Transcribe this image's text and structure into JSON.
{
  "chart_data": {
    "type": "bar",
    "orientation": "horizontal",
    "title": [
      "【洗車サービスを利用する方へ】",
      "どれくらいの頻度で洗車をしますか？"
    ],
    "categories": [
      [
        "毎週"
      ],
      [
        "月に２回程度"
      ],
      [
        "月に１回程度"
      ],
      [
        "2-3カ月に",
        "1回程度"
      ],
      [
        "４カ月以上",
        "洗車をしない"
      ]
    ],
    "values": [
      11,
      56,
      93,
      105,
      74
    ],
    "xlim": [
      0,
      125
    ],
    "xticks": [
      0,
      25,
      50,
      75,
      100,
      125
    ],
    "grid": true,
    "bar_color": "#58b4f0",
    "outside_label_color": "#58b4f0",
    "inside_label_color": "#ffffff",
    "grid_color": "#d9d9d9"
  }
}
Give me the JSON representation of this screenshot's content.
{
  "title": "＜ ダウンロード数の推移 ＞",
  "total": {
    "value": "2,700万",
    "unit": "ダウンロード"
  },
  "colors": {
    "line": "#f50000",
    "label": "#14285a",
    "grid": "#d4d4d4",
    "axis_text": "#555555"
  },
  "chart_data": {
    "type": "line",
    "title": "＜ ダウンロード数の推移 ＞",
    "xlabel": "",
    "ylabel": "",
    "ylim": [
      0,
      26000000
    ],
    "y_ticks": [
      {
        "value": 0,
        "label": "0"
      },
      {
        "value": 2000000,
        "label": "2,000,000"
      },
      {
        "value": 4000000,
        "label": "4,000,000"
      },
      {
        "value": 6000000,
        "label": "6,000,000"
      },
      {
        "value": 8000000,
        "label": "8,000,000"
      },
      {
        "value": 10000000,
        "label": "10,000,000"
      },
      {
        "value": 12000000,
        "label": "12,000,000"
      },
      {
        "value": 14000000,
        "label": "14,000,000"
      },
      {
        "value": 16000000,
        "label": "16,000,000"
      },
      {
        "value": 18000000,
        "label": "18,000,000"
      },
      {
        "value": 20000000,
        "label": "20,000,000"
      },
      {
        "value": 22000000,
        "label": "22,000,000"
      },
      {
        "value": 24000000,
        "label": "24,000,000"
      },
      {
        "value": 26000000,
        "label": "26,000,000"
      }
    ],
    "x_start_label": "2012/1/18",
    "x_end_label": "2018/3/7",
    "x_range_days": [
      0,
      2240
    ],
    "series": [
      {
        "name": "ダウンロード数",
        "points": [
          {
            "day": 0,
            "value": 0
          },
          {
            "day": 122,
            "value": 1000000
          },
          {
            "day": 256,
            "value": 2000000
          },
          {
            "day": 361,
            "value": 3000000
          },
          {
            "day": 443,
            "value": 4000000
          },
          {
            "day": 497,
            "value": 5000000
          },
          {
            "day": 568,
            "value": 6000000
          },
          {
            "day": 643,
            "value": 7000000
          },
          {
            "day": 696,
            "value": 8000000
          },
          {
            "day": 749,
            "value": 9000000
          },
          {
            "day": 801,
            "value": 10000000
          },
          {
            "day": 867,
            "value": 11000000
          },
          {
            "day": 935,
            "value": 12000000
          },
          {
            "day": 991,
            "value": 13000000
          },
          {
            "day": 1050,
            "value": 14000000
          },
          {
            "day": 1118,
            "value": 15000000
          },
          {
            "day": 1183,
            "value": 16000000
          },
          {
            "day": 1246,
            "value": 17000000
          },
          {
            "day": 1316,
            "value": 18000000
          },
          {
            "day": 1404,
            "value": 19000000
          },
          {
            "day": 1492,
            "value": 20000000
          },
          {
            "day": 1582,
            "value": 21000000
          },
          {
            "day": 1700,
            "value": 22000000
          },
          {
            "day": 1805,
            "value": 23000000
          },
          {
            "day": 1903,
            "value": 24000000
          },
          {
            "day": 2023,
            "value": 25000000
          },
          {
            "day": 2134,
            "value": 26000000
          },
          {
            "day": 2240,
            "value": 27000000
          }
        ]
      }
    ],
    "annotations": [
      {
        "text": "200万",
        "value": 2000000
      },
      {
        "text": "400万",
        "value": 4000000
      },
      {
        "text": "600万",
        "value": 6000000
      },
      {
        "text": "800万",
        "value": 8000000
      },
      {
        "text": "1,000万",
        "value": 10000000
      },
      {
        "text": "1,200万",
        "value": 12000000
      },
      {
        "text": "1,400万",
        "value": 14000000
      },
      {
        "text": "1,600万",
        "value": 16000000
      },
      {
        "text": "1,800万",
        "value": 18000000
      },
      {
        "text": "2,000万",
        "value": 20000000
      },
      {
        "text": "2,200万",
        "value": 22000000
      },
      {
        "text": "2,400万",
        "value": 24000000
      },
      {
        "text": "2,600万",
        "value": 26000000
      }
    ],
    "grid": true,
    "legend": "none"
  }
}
_____
• To be done: Repeat the data in its entirety, character for character.

• Answer to this exercise:
Transcribe this image's text and structure into JSON.
{
  "chart_data": {
    "type": "bar",
    "orientation": "horizontal",
    "title": [
      "【洗車サービスを利用する方へ】",
      "どれくらいの頻度で洗車をしますか？"
    ],
    "categories": [
      [
        "毎週"
      ],
      [
        "月に２回程度"
      ],
      [
        "月に１回程度"
      ],
      [
        "2-3カ月に",
        "1回程度"
      ],
      [
        "４カ月以上",
        "洗車をしない"
      ]
    ],
    "values": [
      11,
      56,
      93,
      105,
      74
    ],
    "xlim": [
      0,
      125
    ],
    "xticks": [
      0,
      25,
      50,
      75,
      100,
      125
    ],
    "grid": true,
    "bar_color": "#58b4f0",
    "outside_label_color": "#58b4f0",
    "inside_label_color": "#ffffff",
    "grid_color": "#d9d9d9"
  }
}
Give me the JSON representation of this screenshot's content.
{
  "title": "＜ ダウンロード数の推移 ＞",
  "total": {
    "value": "2,700万",
    "unit": "ダウンロード"
  },
  "colors": {
    "line": "#f50000",
    "label": "#14285a",
    "grid": "#d4d4d4",
    "axis_text": "#555555"
  },
  "chart_data": {
    "type": "line",
    "title": "＜ ダウンロード数の推移 ＞",
    "xlabel": "",
    "ylabel": "",
    "ylim": [
      0,
      26000000
    ],
    "y_ticks": [
      {
        "value": 0,
        "label": "0"
      },
      {
        "value": 2000000,
        "label": "2,000,000"
      },
      {
        "value": 4000000,
        "label": "4,000,000"
      },
      {
        "value": 6000000,
        "label": "6,000,000"
      },
      {
        "value": 8000000,
        "label": "8,000,000"
      },
      {
        "value": 10000000,
        "label": "10,000,000"
      },
      {
        "value": 12000000,
        "label": "12,000,000"
      },
      {
        "value": 14000000,
        "label": "14,000,000"
      },
      {
        "value": 16000000,
        "label": "16,000,000"
      },
      {
        "value": 18000000,
        "label": "18,000,000"
      },
      {
        "value": 20000000,
        "label": "20,000,000"
      },
      {
        "value": 22000000,
        "label": "22,000,000"
      },
      {
        "value": 24000000,
        "label": "24,000,000"
      },
      {
        "value": 26000000,
        "label": "26,000,000"
      }
    ],
    "x_start_label": "2012/1/18",
    "x_end_label": "2018/3/7",
    "x_range_days": [
      0,
      2240
    ],
    "series": [
      {
        "name": "ダウンロード数",
        "points": [
          {
            "day": 0,
            "value": 0
          },
          {
            "day": 122,
            "value": 1000000
          },
          {
            "day": 256,
            "value": 2000000
          },
          {
            "day": 361,
            "value": 3000000
          },
          {
            "day": 443,
            "value": 4000000
          },
          {
            "day": 497,
            "value": 5000000
          },
          {
            "day": 568,
            "value": 6000000
          },
          {
            "day": 643,
            "value": 7000000
          },
          {
            "day": 696,
            "value": 8000000
          },
          {
            "day": 749,
            "value": 9000000
          },
          {
            "day": 801,
            "value": 10000000
          },
          {
            "day": 867,
            "value": 11000000
          },
          {
            "day": 935,
            "value": 12000000
          },
          {
            "day": 991,
            "value": 13000000
          },
          {
            "day": 1050,
            "value": 14000000
          },
          {
            "day": 1118,
            "value": 15000000
          },
          {
            "day": 1183,
            "value": 16000000
          },
          {
            "day": 1246,
            "value": 17000000
          },
          {
            "day": 1316,
            "value": 18000000
          },
          {
            "day": 1404,
            "value": 19000000
          },
          {
            "day": 1492,
            "value": 20000000
          },
          {
            "day": 1582,
            "value": 21000000
          },
          {
            "day": 1700,
            "value": 22000000
          },
          {
            "day": 1805,
            "value": 23000000
          },
          {
            "day": 1903,
            "value": 24000000
          },
          {
            "day": 2023,
            "value": 25000000
          },
          {
            "day": 2134,
            "value": 26000000
          },
          {
            "day": 2240,
            "value": 27000000
          }
        ]
      }
    ],
    "annotations": [
      {
        "text": "200万",
        "value": 2000000
      },
      {
        "text": "400万",
        "value": 4000000
      },
      {
        "text": "600万",
        "value": 6000000
      },
      {
        "text": "800万",
        "value": 8000000
      },
      {
        "text": "1,000万",
        "value": 10000000
      },
      {
        "text": "1,200万",
        "value": 12000000
      },
      {
        "text": "1,400万",
        "value": 14000000
      },
      {
        "text": "1,600万",
        "value": 16000000
      },
      {
        "text": "1,800万",
        "value": 18000000
      },
      {
        "text": "2,000万",
        "value": 20000000
      },
      {
        "text": "2,200万",
        "value": 22000000
      },
      {
        "text": "2,400万",
        "value": 24000000
      },
      {
        "text": "2,600万",
        "value": 26000000
      }
    ],
    "grid": true,
    "legend": "none"
  }
}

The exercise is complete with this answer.